## [WRITTEN PROBLEM]
Take every line that has the string "split" and copy it out.

== INFORMATION SUPPLIED

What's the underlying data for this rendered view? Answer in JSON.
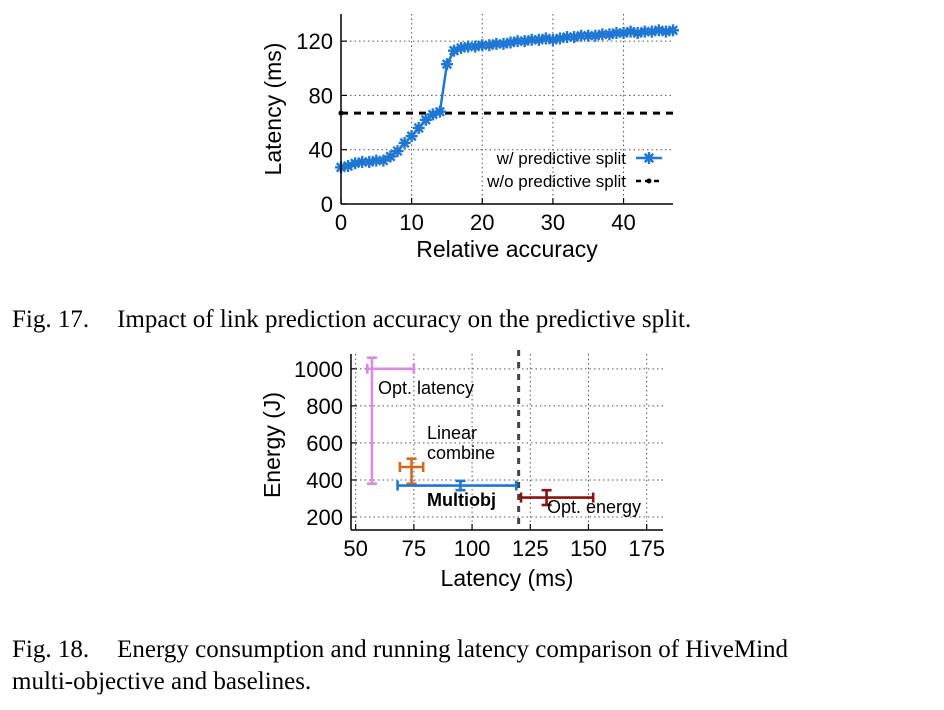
{
  "chart_data": [
    {
      "type": "line",
      "xlabel": "Relative accuracy",
      "ylabel": "Latency (ms)",
      "xlim": [
        0,
        47
      ],
      "ylim": [
        0,
        140
      ],
      "xticks": [
        "0",
        "10",
        "20",
        "30",
        "40"
      ],
      "yticks": [
        "0",
        "40",
        "80",
        "120"
      ],
      "grid": true,
      "legend_position": "bottom-right",
      "series": [
        {
          "name": "w/ predictive split",
          "color": "#1f77d4",
          "marker": "asterisk",
          "x": [
            0,
            1,
            2,
            3,
            4,
            5,
            6,
            7,
            8,
            9,
            10,
            11,
            12,
            13,
            14,
            15,
            16,
            17,
            18,
            19,
            20,
            21,
            22,
            23,
            24,
            25,
            26,
            27,
            28,
            29,
            30,
            31,
            32,
            33,
            34,
            35,
            36,
            37,
            38,
            39,
            40,
            41,
            42,
            43,
            44,
            45,
            46,
            47
          ],
          "y": [
            27,
            28,
            30,
            31,
            31,
            32,
            32,
            35,
            39,
            45,
            50,
            56,
            62,
            66,
            68,
            103,
            113,
            115,
            116,
            116,
            117,
            117,
            118,
            118,
            119,
            120,
            120,
            121,
            121,
            122,
            121,
            122,
            123,
            123,
            124,
            124,
            124,
            125,
            125,
            126,
            126,
            127,
            126,
            127,
            127,
            128,
            127,
            128
          ]
        },
        {
          "name": "w/o predictive split",
          "color": "#000000",
          "style": "dashed",
          "x": [
            0,
            47
          ],
          "y": [
            67,
            67
          ]
        }
      ]
    },
    {
      "type": "scatter",
      "xlabel": "Latency (ms)",
      "ylabel": "Energy (J)",
      "xlim": [
        48,
        182
      ],
      "ylim": [
        130,
        1080
      ],
      "xticks": [
        "50",
        "75",
        "100",
        "125",
        "150",
        "175"
      ],
      "yticks": [
        "200",
        "400",
        "600",
        "800",
        "1000"
      ],
      "grid": true,
      "vline": {
        "x": 120,
        "style": "dashed",
        "color": "#444444"
      },
      "points": [
        {
          "label": "Opt. latency",
          "color": "#d98be0",
          "x": 57,
          "y": 1000,
          "xerr": [
            55,
            75
          ],
          "yerr": [
            380,
            1060
          ],
          "label_bold": false
        },
        {
          "label": "Linear combine",
          "color": "#d2691e",
          "x": 74,
          "y": 470,
          "xerr": [
            69,
            79
          ],
          "yerr": [
            380,
            515
          ],
          "label_bold": false
        },
        {
          "label": "Multiobj",
          "color": "#1f77d4",
          "x": 95,
          "y": 370,
          "xerr": [
            68,
            119
          ],
          "yerr": [
            345,
            395
          ],
          "label_bold": true
        },
        {
          "label": "Opt. energy",
          "color": "#8b1010",
          "x": 132,
          "y": 305,
          "xerr": [
            121,
            152
          ],
          "yerr": [
            265,
            345
          ],
          "label_bold": false
        }
      ]
    }
  ],
  "captions": {
    "fig17_label": "Fig. 17.",
    "fig17_text": "Impact of link prediction accuracy on the predictive split.",
    "fig18_label": "Fig. 18.",
    "fig18_text_line1": "Energy consumption and running latency comparison of HiveMind",
    "fig18_text_line2": "multi-objective and baselines."
  }
}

====

## [TASK RESULT]
          "name": "w/ predictive split",
          "name": "w/o predictive split",
    "fig17_text": "Impact of link prediction accuracy on the predictive split.",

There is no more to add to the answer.